[Data excerpts]
__________________________________________________
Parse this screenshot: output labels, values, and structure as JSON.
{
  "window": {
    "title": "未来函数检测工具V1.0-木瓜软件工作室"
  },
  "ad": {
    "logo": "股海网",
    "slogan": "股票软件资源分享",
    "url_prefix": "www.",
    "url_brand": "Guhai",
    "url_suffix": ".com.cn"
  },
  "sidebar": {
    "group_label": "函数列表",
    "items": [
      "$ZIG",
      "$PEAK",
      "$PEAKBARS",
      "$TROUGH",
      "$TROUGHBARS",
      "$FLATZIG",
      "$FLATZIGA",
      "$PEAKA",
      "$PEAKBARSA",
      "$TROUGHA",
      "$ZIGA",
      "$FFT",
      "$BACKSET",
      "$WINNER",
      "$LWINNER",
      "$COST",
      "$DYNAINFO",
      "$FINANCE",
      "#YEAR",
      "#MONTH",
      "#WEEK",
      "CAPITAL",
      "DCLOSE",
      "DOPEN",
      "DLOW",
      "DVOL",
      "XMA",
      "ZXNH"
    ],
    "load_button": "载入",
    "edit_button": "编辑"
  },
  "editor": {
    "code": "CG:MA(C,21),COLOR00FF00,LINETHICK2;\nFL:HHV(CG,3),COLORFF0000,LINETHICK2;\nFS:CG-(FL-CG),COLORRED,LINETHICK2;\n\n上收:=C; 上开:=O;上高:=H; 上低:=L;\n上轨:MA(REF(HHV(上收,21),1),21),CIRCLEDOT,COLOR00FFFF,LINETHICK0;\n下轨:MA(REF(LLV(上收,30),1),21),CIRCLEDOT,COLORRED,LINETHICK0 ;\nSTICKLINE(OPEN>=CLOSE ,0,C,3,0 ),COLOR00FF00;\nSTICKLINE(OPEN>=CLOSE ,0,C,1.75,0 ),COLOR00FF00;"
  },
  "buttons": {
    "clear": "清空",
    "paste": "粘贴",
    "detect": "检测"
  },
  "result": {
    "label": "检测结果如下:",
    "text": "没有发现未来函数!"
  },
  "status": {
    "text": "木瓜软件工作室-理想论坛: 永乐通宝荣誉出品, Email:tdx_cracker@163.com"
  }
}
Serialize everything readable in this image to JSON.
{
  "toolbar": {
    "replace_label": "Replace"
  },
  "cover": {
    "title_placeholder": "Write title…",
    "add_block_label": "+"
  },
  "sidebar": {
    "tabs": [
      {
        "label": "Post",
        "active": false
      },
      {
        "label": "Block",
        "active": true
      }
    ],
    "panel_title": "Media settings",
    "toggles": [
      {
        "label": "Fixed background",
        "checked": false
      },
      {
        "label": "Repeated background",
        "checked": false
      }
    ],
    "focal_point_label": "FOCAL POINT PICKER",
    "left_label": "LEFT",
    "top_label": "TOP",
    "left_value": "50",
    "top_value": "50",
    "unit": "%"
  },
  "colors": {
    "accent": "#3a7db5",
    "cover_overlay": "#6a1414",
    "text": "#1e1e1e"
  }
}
__________________________________________________
_Requirement:_
Everything from the line containing "Serialize everything readable" to the last line of the entries above should be quoted exactly, and only that.

_Answer below:_
Serialize everything readable in this image to JSON.
{
  "toolbar": {
    "replace_label": "Replace"
  },
  "cover": {
    "title_placeholder": "Write title…",
    "add_block_label": "+"
  },
  "sidebar": {
    "tabs": [
      {
        "label": "Post",
        "active": false
      },
      {
        "label": "Block",
        "active": true
      }
    ],
    "panel_title": "Media settings",
    "toggles": [
      {
        "label": "Fixed background",
        "checked": false
      },
      {
        "label": "Repeated background",
        "checked": false
      }
    ],
    "focal_point_label": "FOCAL POINT PICKER",
    "left_label": "LEFT",
    "top_label": "TOP",
    "left_value": "50",
    "top_value": "50",
    "unit": "%"
  },
  "colors": {
    "accent": "#3a7db5",
    "cover_overlay": "#6a1414",
    "text": "#1e1e1e"
  }
}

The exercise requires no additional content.